RECORDS SUPPLIED:

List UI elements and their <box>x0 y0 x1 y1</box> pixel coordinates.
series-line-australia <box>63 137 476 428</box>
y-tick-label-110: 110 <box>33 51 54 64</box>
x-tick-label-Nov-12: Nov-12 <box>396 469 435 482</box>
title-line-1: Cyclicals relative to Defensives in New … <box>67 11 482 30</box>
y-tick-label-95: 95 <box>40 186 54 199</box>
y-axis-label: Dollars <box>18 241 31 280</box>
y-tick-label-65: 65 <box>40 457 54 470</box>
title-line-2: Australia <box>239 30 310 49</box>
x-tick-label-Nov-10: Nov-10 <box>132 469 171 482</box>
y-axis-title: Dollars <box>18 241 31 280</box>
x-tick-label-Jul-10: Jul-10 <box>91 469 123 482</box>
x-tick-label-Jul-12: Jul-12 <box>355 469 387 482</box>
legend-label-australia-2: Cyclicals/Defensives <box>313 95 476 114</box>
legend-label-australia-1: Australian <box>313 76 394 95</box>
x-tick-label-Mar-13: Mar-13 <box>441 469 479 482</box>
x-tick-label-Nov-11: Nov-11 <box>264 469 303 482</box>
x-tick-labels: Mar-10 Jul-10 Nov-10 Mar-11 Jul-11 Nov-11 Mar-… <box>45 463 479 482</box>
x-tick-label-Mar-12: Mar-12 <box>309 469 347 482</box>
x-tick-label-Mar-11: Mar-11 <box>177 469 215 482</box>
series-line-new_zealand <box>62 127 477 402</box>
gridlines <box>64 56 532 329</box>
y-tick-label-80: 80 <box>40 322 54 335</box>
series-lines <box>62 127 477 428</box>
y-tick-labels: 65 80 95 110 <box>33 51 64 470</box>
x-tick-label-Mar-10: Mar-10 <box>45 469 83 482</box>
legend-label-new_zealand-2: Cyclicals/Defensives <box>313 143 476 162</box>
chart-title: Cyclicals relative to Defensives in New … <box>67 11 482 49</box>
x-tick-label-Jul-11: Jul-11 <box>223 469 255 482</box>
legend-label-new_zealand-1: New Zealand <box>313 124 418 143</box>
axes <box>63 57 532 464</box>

WHAT THE TASK REQUIRES:
Convert the listing above into a JSON list of strings, with each line as its own string and blank lines omitted.

FULL RESPONSE:
[
  "List UI elements and their <box>x0 y0 x1 y1</box> pixel coordinates.",
  "series-line-australia <box>63 137 476 428</box>",
  "y-tick-label-110: 110 <box>33 51 54 64</box>",
  "x-tick-label-Nov-12: Nov-12 <box>396 469 435 482</box>",
  "title-line-1: Cyclicals relative to Defensives in New … <box>67 11 482 30</box>",
  "y-tick-label-95: 95 <box>40 186 54 199</box>",
  "y-axis-label: Dollars <box>18 241 31 280</box>",
  "y-tick-label-65: 65 <box>40 457 54 470</box>",
  "title-line-2: Australia <box>239 30 310 49</box>",
  "x-tick-label-Nov-10: Nov-10 <box>132 469 171 482</box>",
  "y-axis-title: Dollars <box>18 241 31 280</box>",
  "x-tick-label-Jul-10: Jul-10 <box>91 469 123 482</box>",
  "x-tick-label-Jul-12: Jul-12 <box>355 469 387 482</box>",
  "legend-label-australia-2: Cyclicals/Defensives <box>313 95 476 114</box>",
  "legend-label-australia-1: Australian <box>313 76 394 95</box>",
  "x-tick-label-Mar-13: Mar-13 <box>441 469 479 482</box>",
  "x-tick-label-Nov-11: Nov-11 <box>264 469 303 482</box>",
  "x-tick-labels: Mar-10 Jul-10 Nov-10 Mar-11 Jul-11 Nov-11 Mar-… <box>45 463 479 482</box>",
  "x-tick-label-Mar-12: Mar-12 <box>309 469 347 482</box>",
  "x-tick-label-Mar-11: Mar-11 <box>177 469 215 482</box>",
  "series-line-new_zealand <box>62 127 477 402</box>",
  "gridlines <box>64 56 532 329</box>",
  "y-tick-label-80: 80 <box>40 322 54 335</box>",
  "series-lines <box>62 127 477 428</box>",
  "y-tick-labels: 65 80 95 110 <box>33 51 64 470</box>",
  "x-tick-label-Mar-10: Mar-10 <box>45 469 83 482</box>",
  "legend-label-new_zealand-2: Cyclicals/Defensives <box>313 143 476 162</box>",
  "chart-title: Cyclicals relative to Defensives in New … <box>67 11 482 49</box>",
  "x-tick-label-Jul-11: Jul-11 <box>223 469 255 482</box>",
  "legend-label-new_zealand-1: New Zealand <box>313 124 418 143</box>",
  "axes <box>63 57 532 464</box>"
]